## [WORK TO DO]
Copy the listing in full, changing "interactable" to "clickable" everywhere it occurs and keeping all else the same, and leave out the pictures.
— Start of GIVEN ENTRIES —
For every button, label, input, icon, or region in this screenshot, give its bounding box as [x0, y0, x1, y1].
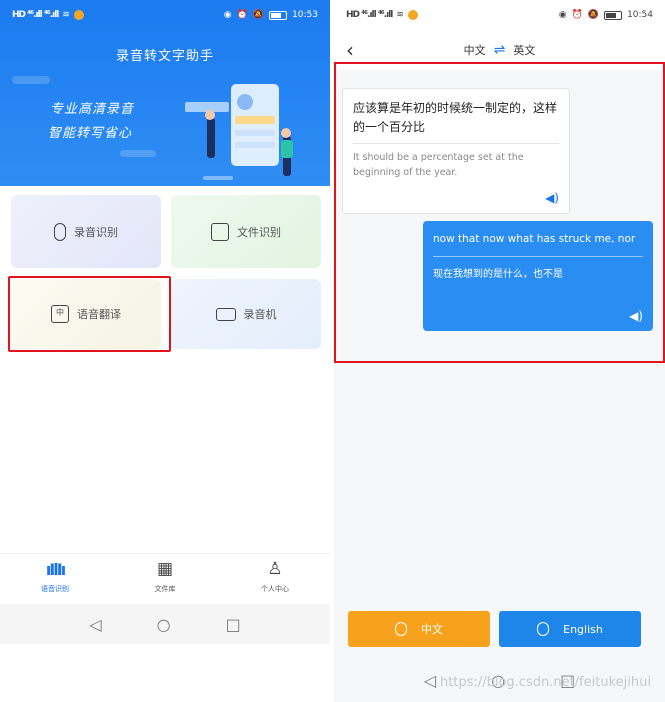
- message-bubble-chinese: 应该算是年初的时候统一制定的，这样的一个百分比 It should be a p…: [342, 88, 570, 214]
- slogan-line-2: 智能转写省心: [48, 126, 133, 141]
- alarm-icon: ⏰: [571, 10, 583, 20]
- file-recognition-card[interactable]: 文件识别: [171, 195, 321, 268]
- mute-icon: 🔕: [252, 10, 265, 20]
- recents-square-icon[interactable]: □: [226, 615, 241, 634]
- english-voice-button[interactable]: English: [499, 611, 641, 647]
- battery-icon: [269, 10, 288, 20]
- nav-file-library[interactable]: ▦ 文件库: [110, 554, 220, 599]
- english-button-label: English: [563, 622, 603, 636]
- wifi-icon: ≋: [396, 10, 404, 20]
- bottom-navigation: ıIlIı 语音识别 ▦ 文件库 ♙ 个人中心: [0, 553, 330, 599]
- nav-voice-label: 语音识别: [41, 584, 69, 593]
- microphone-icon: [537, 622, 550, 636]
- app-notification-icon: [73, 10, 84, 20]
- system-nav-bar: ◁ ○ □: [0, 604, 330, 644]
- grid-icon: ▦: [156, 559, 174, 579]
- alarm-icon: ⏰: [236, 10, 248, 20]
- home-circle-icon[interactable]: ○: [157, 615, 171, 634]
- back-arrow-icon[interactable]: ‹: [346, 38, 354, 62]
- waveform-icon: ıIlIı: [45, 559, 66, 579]
- chinese-voice-button[interactable]: 中文: [348, 611, 490, 647]
- status-bar: HD ⁴⁶.ıll ⁴⁶.ıll ≋ ◉ ⏰ 🔕 10:54: [334, 0, 665, 30]
- conversation-area: 应该算是年初的时候统一制定的，这样的一个百分比 It should be a p…: [334, 62, 665, 363]
- hero-banner: HD ⁴⁶.ıll ⁴⁶.ıll ≋ ◉ ⏰ 🔕 10:53 录音转文字助手 专业高清录…: [0, 0, 330, 186]
- wifi-icon: ≋: [62, 10, 70, 20]
- status-bar: HD ⁴⁶.ıll ⁴⁶.ıll ≋ ◉ ⏰ 🔕 10:53: [0, 0, 330, 30]
- speaker-icon[interactable]: ◀): [545, 191, 559, 205]
- watermark-text: https://blog.csdn.net/feitukejihui: [440, 675, 651, 690]
- nav-profile-label: 个人中心: [261, 585, 289, 593]
- file-recognition-label: 文件识别: [237, 225, 281, 239]
- divider: [433, 256, 643, 257]
- nav-library-label: 文件库: [154, 585, 176, 593]
- battery-icon: [604, 10, 623, 20]
- back-triangle-icon[interactable]: ◁: [424, 671, 436, 690]
- right-phone-screen: HD ⁴⁶.ıll ⁴⁶.ıll ≋ ◉ ⏰ 🔕 10:54 ‹ 中文 ⇌ 英文 应该算…: [334, 0, 665, 702]
- signal-indicator: HD ⁴⁶.ıll ⁴⁶.ıll: [346, 10, 393, 20]
- decor-bar: [12, 76, 50, 84]
- clock: 10:54: [627, 10, 653, 20]
- nav-voice-recognition[interactable]: ıIlIı 语音识别: [0, 554, 110, 599]
- record-recognition-card[interactable]: 录音识别: [11, 195, 161, 268]
- folder-icon: [211, 222, 229, 241]
- chinese-button-label: 中文: [421, 623, 443, 636]
- clock: 10:53: [292, 10, 318, 20]
- swap-languages-icon[interactable]: ⇌: [494, 42, 506, 58]
- eye-icon: ◉: [558, 10, 567, 20]
- hero-illustration: [185, 84, 305, 180]
- cassette-icon: [215, 307, 236, 321]
- app-title: 录音转文字助手: [115, 49, 214, 64]
- person-icon: ♙: [267, 559, 283, 579]
- speaker-icon[interactable]: ◀): [629, 309, 643, 323]
- eye-icon: ◉: [223, 10, 232, 20]
- app-notification-icon: [407, 10, 418, 20]
- signal-indicator: HD ⁴⁶.ıll ⁴⁶.ıll: [12, 10, 59, 20]
- source-language[interactable]: 中文: [464, 42, 486, 58]
- recorder-label: 录音机: [243, 308, 277, 321]
- divider: [353, 143, 559, 144]
- target-language[interactable]: 英文: [513, 42, 535, 58]
- record-recognition-label: 录音识别: [74, 225, 118, 239]
- message-source-text: now that now what has struck me, nor: [433, 233, 636, 245]
- left-phone-screen: HD ⁴⁶.ıll ⁴⁶.ıll ≋ ◉ ⏰ 🔕 10:53 录音转文字助手 专业高清录…: [0, 0, 330, 702]
- mute-icon: 🔕: [587, 10, 600, 20]
- decor-bar: [120, 150, 156, 157]
- slogan-line-1: 专业高清录音: [50, 102, 135, 117]
- recorder-card[interactable]: 录音机: [171, 279, 321, 349]
- nav-profile[interactable]: ♙ 个人中心: [220, 554, 330, 599]
- microphone-icon: [395, 622, 407, 636]
- microphone-icon: [54, 222, 66, 241]
- message-translation-text: 现在我想到的是什么，也不是: [433, 269, 563, 280]
- message-source-text: 应该算是年初的时候统一制定的，这样的一个百分比: [353, 101, 558, 134]
- translation-highlight-box: [8, 276, 171, 352]
- message-translation-text: It should be a percentage set at the beg…: [353, 152, 524, 178]
- back-triangle-icon[interactable]: ◁: [89, 615, 101, 634]
- message-bubble-english: now that now what has struck me, nor 现在我…: [423, 221, 653, 331]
— End of GIVEN ENTRIES —
## [FINISHED TASK]
For every button, label, input, icon, or region in this screenshot, give its bounding box as [x0, y0, x1, y1].
- message-bubble-chinese: 应该算是年初的时候统一制定的，这样的一个百分比 It should be a p…: [342, 88, 570, 214]
- slogan-line-2: 智能转写省心: [48, 126, 133, 141]
- alarm-icon: ⏰: [571, 10, 583, 20]
- file-recognition-card[clickable]: 文件识别: [171, 195, 321, 268]
- mute-icon: 🔕: [252, 10, 265, 20]
- recents-square-icon[clickable]: □: [226, 615, 241, 634]
- english-voice-button[clickable]: English: [499, 611, 641, 647]
- battery-icon: [269, 10, 288, 20]
- nav-file-library[clickable]: ▦ 文件库: [110, 554, 220, 599]
- english-button-label: English: [563, 622, 603, 636]
- wifi-icon: ≋: [396, 10, 404, 20]
- bottom-navigation: ıIlIı 语音识别 ▦ 文件库 ♙ 个人中心: [0, 553, 330, 599]
- nav-voice-label: 语音识别: [41, 584, 69, 593]
- microphone-icon: [537, 622, 550, 636]
- app-notification-icon: [73, 10, 84, 20]
- system-nav-bar: ◁ ○ □: [0, 604, 330, 644]
- grid-icon: ▦: [156, 559, 174, 579]
- alarm-icon: ⏰: [236, 10, 248, 20]
- home-circle-icon[clickable]: ○: [157, 615, 171, 634]
- back-arrow-icon[clickable]: ‹: [346, 38, 354, 62]
- waveform-icon: ıIlIı: [45, 559, 66, 579]
- chinese-voice-button[clickable]: 中文: [348, 611, 490, 647]
- status-bar: HD ⁴⁶.ıll ⁴⁶.ıll ≋ ◉ ⏰ 🔕 10:54: [334, 0, 665, 30]
- conversation-area: 应该算是年初的时候统一制定的，这样的一个百分比 It should be a p…: [334, 62, 665, 363]
- hero-banner: HD ⁴⁶.ıll ⁴⁶.ıll ≋ ◉ ⏰ 🔕 10:53 录音转文字助手 专业高清录…: [0, 0, 330, 186]
- wifi-icon: ≋: [62, 10, 70, 20]
- status-bar: HD ⁴⁶.ıll ⁴⁶.ıll ≋ ◉ ⏰ 🔕 10:53: [0, 0, 330, 30]
- speaker-icon[clickable]: ◀): [545, 191, 559, 205]
- watermark-text: https://blog.csdn.net/feitukejihui: [440, 675, 651, 690]
- nav-profile-label: 个人中心: [261, 585, 289, 593]
- file-recognition-label: 文件识别: [237, 225, 281, 239]
- divider: [433, 256, 643, 257]
- nav-library-label: 文件库: [154, 585, 176, 593]
- battery-icon: [604, 10, 623, 20]
- back-triangle-icon[clickable]: ◁: [424, 671, 436, 690]
- right-phone-screen: HD ⁴⁶.ıll ⁴⁶.ıll ≋ ◉ ⏰ 🔕 10:54 ‹ 中文 ⇌ 英文 应该算…: [334, 0, 665, 702]
- signal-indicator: HD ⁴⁶.ıll ⁴⁶.ıll: [346, 10, 393, 20]
- decor-bar: [12, 76, 50, 84]
- clock: 10:54: [627, 10, 653, 20]
- nav-voice-recognition[clickable]: ıIlIı 语音识别: [0, 554, 110, 599]
- record-recognition-card[clickable]: 录音识别: [11, 195, 161, 268]
- folder-icon: [211, 222, 229, 241]
- chinese-button-label: 中文: [421, 623, 443, 636]
- clock: 10:53: [292, 10, 318, 20]
- swap-languages-icon[clickable]: ⇌: [494, 42, 506, 58]
- eye-icon: ◉: [558, 10, 567, 20]
- hero-illustration: [185, 84, 305, 180]
- cassette-icon: [215, 307, 236, 321]
- app-title: 录音转文字助手: [115, 49, 214, 64]
- person-icon: ♙: [267, 559, 283, 579]
- speaker-icon[clickable]: ◀): [629, 309, 643, 323]
- eye-icon: ◉: [223, 10, 232, 20]
- app-notification-icon: [407, 10, 418, 20]
- signal-indicator: HD ⁴⁶.ıll ⁴⁶.ıll: [12, 10, 59, 20]
- source-language[clickable]: 中文: [464, 42, 486, 58]
- recorder-label: 录音机: [243, 308, 277, 321]
- divider: [353, 143, 559, 144]
- target-language[clickable]: 英文: [513, 42, 535, 58]
- record-recognition-label: 录音识别: [74, 225, 118, 239]
- message-source-text: now that now what has struck me, nor: [433, 233, 636, 245]
- left-phone-screen: HD ⁴⁶.ıll ⁴⁶.ıll ≋ ◉ ⏰ 🔕 10:53 录音转文字助手 专业高清录…: [0, 0, 330, 702]
- mute-icon: 🔕: [587, 10, 600, 20]
- decor-bar: [120, 150, 156, 157]
- slogan-line-1: 专业高清录音: [50, 102, 135, 117]
- recorder-card[clickable]: 录音机: [171, 279, 321, 349]
- nav-profile[clickable]: ♙ 个人中心: [220, 554, 330, 599]
- microphone-icon: [395, 622, 407, 636]
- microphone-icon: [54, 222, 66, 241]
- message-translation-text: 现在我想到的是什么，也不是: [433, 269, 563, 280]
- message-source-text: 应该算是年初的时候统一制定的，这样的一个百分比: [353, 101, 558, 134]
- translation-highlight-box: [8, 276, 171, 352]
- message-translation-text: It should be a percentage set at the beg…: [353, 152, 524, 178]
- back-triangle-icon[clickable]: ◁: [89, 615, 101, 634]
- message-bubble-english: now that now what has struck me, nor 现在我…: [423, 221, 653, 331]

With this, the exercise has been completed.